→ **Stated task**
Transcribe the records from their first line through the line that contains "data-point bbox=[148, 252, 151, 255]", keeping every character unchanged.
╭─ Records for this exercise
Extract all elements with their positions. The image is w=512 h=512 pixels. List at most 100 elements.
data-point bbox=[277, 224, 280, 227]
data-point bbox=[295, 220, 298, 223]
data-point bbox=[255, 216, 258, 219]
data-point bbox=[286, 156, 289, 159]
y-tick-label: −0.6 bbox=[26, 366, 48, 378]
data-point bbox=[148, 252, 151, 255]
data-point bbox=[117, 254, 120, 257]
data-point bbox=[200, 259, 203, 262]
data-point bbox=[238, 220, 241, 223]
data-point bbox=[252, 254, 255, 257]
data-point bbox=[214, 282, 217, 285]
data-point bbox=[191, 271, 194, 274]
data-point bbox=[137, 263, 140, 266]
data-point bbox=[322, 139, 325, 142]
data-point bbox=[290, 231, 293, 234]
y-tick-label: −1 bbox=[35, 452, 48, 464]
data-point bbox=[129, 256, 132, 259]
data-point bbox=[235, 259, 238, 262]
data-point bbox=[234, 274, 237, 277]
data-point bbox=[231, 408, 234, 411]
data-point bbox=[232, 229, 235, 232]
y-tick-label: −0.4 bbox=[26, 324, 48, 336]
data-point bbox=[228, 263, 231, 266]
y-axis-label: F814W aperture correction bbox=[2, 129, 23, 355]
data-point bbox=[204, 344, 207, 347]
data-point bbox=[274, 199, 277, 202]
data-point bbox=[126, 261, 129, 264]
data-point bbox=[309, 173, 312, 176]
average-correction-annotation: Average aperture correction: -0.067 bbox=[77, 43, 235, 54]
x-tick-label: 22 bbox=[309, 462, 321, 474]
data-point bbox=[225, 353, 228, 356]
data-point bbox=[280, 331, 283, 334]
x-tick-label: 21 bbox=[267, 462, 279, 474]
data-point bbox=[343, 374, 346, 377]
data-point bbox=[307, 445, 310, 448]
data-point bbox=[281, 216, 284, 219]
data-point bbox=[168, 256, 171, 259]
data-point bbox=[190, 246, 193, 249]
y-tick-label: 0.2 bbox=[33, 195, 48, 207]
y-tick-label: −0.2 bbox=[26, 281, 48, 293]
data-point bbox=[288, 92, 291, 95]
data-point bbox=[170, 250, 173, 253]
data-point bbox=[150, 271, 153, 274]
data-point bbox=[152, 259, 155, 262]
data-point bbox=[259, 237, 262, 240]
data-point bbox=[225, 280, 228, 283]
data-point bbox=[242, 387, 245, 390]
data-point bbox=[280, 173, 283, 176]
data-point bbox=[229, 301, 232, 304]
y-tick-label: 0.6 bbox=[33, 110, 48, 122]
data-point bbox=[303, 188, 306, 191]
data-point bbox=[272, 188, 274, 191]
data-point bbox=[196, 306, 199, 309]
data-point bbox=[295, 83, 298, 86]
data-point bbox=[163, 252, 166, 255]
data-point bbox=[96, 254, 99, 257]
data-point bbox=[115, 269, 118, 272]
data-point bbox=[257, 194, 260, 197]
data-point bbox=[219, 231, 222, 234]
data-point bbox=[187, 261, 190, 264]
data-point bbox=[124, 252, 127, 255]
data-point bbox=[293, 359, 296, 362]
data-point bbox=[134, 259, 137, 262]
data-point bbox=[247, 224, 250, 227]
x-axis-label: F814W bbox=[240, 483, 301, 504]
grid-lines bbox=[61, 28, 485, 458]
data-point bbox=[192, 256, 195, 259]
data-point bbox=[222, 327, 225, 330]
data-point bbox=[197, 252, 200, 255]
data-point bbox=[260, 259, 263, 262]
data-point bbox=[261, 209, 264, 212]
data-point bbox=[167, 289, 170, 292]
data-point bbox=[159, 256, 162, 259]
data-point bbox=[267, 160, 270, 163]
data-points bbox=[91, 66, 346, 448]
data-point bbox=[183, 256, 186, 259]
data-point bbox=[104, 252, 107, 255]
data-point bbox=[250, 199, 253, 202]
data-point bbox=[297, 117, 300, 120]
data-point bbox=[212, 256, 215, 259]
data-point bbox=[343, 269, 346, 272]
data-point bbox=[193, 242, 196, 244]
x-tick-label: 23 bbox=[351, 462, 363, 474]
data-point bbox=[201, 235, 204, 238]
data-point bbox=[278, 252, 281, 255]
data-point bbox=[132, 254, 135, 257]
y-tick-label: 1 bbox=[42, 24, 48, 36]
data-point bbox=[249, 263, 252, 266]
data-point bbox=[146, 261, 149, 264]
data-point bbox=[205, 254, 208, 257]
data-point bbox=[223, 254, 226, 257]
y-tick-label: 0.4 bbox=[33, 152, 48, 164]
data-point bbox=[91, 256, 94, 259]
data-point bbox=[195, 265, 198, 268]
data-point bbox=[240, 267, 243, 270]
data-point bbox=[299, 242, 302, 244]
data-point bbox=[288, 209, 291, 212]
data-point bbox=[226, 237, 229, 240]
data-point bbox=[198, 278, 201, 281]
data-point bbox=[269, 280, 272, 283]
╰─
→ **Right answer**
Extract all elements with their positions. The image is w=512 h=512 pixels. List at most 100 elements.
data-point bbox=[277, 224, 280, 227]
data-point bbox=[295, 220, 298, 223]
data-point bbox=[255, 216, 258, 219]
data-point bbox=[286, 156, 289, 159]
y-tick-label: −0.6 bbox=[26, 366, 48, 378]
data-point bbox=[148, 252, 151, 255]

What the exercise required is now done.